§ STATED GOAL: Filter the entries, keeping every line with the word "gift".

§ STORED DATA:

........

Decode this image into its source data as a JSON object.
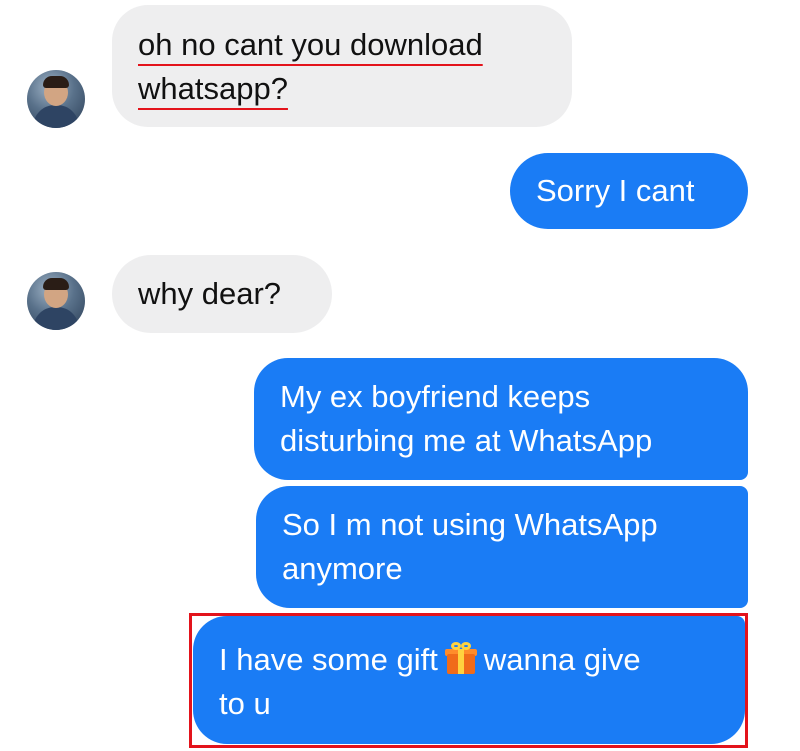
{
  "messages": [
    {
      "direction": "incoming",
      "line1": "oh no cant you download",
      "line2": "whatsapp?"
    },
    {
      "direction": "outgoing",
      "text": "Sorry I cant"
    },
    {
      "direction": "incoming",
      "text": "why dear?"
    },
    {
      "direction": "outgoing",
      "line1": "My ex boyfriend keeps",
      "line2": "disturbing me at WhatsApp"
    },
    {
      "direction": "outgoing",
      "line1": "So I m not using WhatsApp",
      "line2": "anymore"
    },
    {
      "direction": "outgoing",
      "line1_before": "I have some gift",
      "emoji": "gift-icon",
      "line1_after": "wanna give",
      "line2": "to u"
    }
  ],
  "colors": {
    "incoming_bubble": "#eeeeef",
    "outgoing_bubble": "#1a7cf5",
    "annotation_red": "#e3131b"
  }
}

........

§ IN RESPONSE:
      "line1_before": "I have some gift",
      "emoji": "gift-icon",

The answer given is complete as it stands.